--- Start Supplied records ---
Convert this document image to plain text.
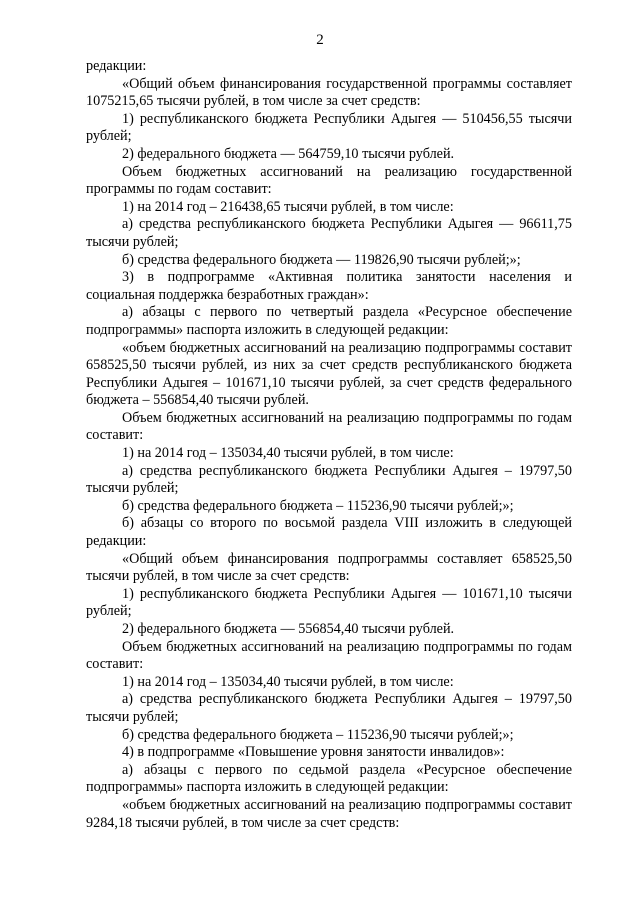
2

редакции:

«Общий объем финансирования государственной программы составляет 1075215,65 тысячи рублей, в том числе за счет средств:

1) республиканского бюджета Республики Адыгея — 510456,55 тысячи рублей;

2) федерального бюджета — 564759,10 тысячи рублей.

Объем бюджетных ассигнований на реализацию государственной программы по годам составит:

1) на 2014 год – 216438,65 тысячи рублей, в том числе:

а) средства республиканского бюджета Республики Адыгея — 96611,75 тысячи рублей;

б) средства федерального бюджета — 119826,90 тысячи рублей;»;

3) в подпрограмме «Активная политика занятости населения и социальная поддержка безработных граждан»:

а) абзацы с первого по четвертый раздела «Ресурсное обеспечение подпрограммы» паспорта изложить в следующей редакции:

«объем бюджетных ассигнований на реализацию подпрограммы составит 658525,50 тысячи рублей, из них за счет средств республиканского бюджета Республики Адыгея – 101671,10 тысячи рублей, за счет средств федерального бюджета – 556854,40 тысячи рублей.

Объем бюджетных ассигнований на реализацию подпрограммы по годам составит:

1) на 2014 год – 135034,40 тысячи рублей, в том числе:

а) средства республиканского бюджета Республики Адыгея – 19797,50 тысячи рублей;

б) средства федерального бюджета – 115236,90 тысячи рублей;»;

б) абзацы со второго по восьмой раздела VIII изложить в следующей редакции:

«Общий объем финансирования подпрограммы составляет 658525,50 тысячи рублей, в том числе за счет средств:

1) республиканского бюджета Республики Адыгея — 101671,10 тысячи рублей;

2) федерального бюджета — 556854,40 тысячи рублей.

Объем бюджетных ассигнований на реализацию подпрограммы по годам составит:

1) на 2014 год – 135034,40 тысячи рублей, в том числе:

а) средства республиканского бюджета Республики Адыгея – 19797,50 тысячи рублей;

б) средства федерального бюджета – 115236,90 тысячи рублей;»;

4) в подпрограмме «Повышение уровня занятости инвалидов»:

а) абзацы с первого по седьмой раздела «Ресурсное обеспечение подпрограммы» паспорта изложить в следующей редакции:

«объем бюджетных ассигнований на реализацию подпрограммы составит 9284,18 тысячи рублей, в том числе за счет средств:
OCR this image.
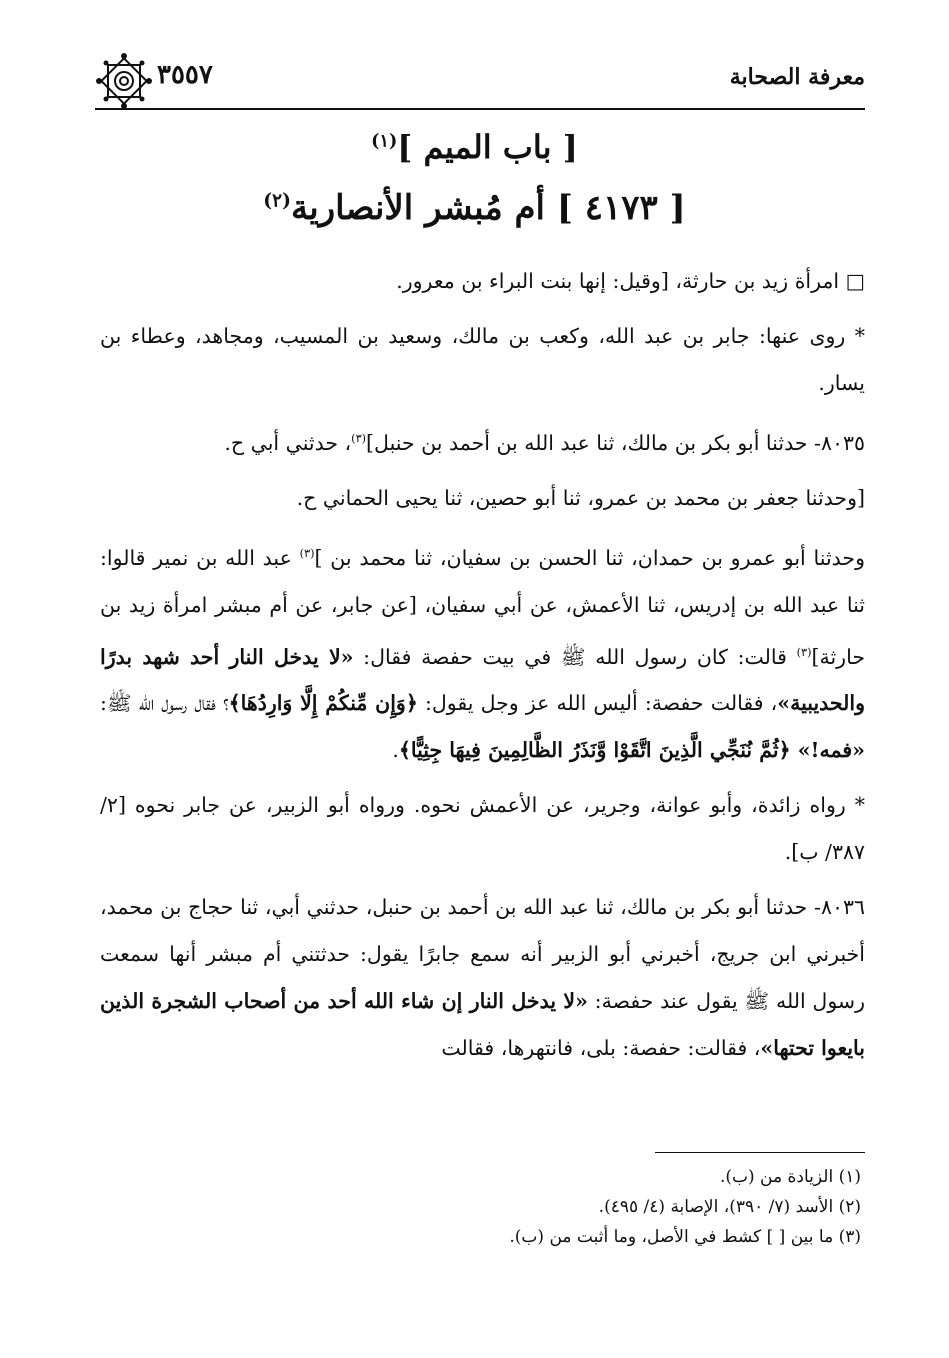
معرفة الصحابة
٣٥٥٧
[ باب الميم ]$^{(١)}$
[ ٤١٧٣ ] أم مُبشر الأنصارية$^{(٢)}$

□ امرأة زيد بن حارثة، [وقيل: إنها بنت البراء بن معرور.

* روى عنها: جابر بن عبد الله، وكعب بن مالك، وسعيد بن المسيب، ومجاهد، وعطاء بن يسار.

٨٠٣٥- حدثنا أبو بكر بن مالك، ثنا عبد الله بن أحمد بن حنبل]$^{(٣)}$، حدثني أبي ح.

[وحدثنا جعفر بن محمد بن عمرو، ثنا أبو حصين، ثنا يحيى الحماني ح.

وحدثنا أبو عمرو بن حمدان، ثنا الحسن بن سفيان، ثنا محمد بن ]$^{(٣)}$ عبد الله بن نمير قالوا: ثنا عبد الله بن إدريس، ثنا الأعمش، عن أبي سفيان، [عن جابر، عن أم مبشر امرأة زيد بن حارثة]$^{(٣)}$ قالت: كان رسول الله ﷺ في بيت حفصة فقال: «لا يدخل النار أحد شهد بدرًا والحديبية»، فقالت حفصة: أليس الله عز وجل يقول: ﴿وَإِن مِّنكُمْ إِلَّا وَارِدُهَا﴾؟ فقال رسول الله ﷺ: «فمه!» ﴿ثُمَّ نُنَجِّي الَّذِينَ اتَّقَوْا وَّنَذَرُ الظَّالِمِينَ فِيهَا جِثِيًّا﴾.

* رواه زائدة، وأبو عوانة، وجرير، عن الأعمش نحوه. ورواه أبو الزبير، عن جابر نحوه [٢/ ٣٨٧/ ب].

٨٠٣٦- حدثنا أبو بكر بن مالك، ثنا عبد الله بن أحمد بن حنبل، حدثني أبي، ثنا حجاج بن محمد، أخبرني ابن جريج، أخبرني أبو الزبير أنه سمع جابرًا يقول: حدثتني أم مبشر أنها سمعت رسول الله ﷺ يقول عند حفصة: «لا يدخل النار إن شاء الله أحد من أصحاب الشجرة الذين بايعوا تحتها»، فقالت: حفصة: بلى، فانتهرها، فقالت

(١) الزيادة من (ب).
(٢) الأسد (٧/ ٣٩٠)، الإصابة (٤/ ٤٩٥).
(٣) ما بين [ ] كشط في الأصل، وما أثبت من (ب).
--- End Supplied records ---
### What you are asked to do
Say how many lines have the string "أحمد" in them, offering no words beyond the number.

### The response
2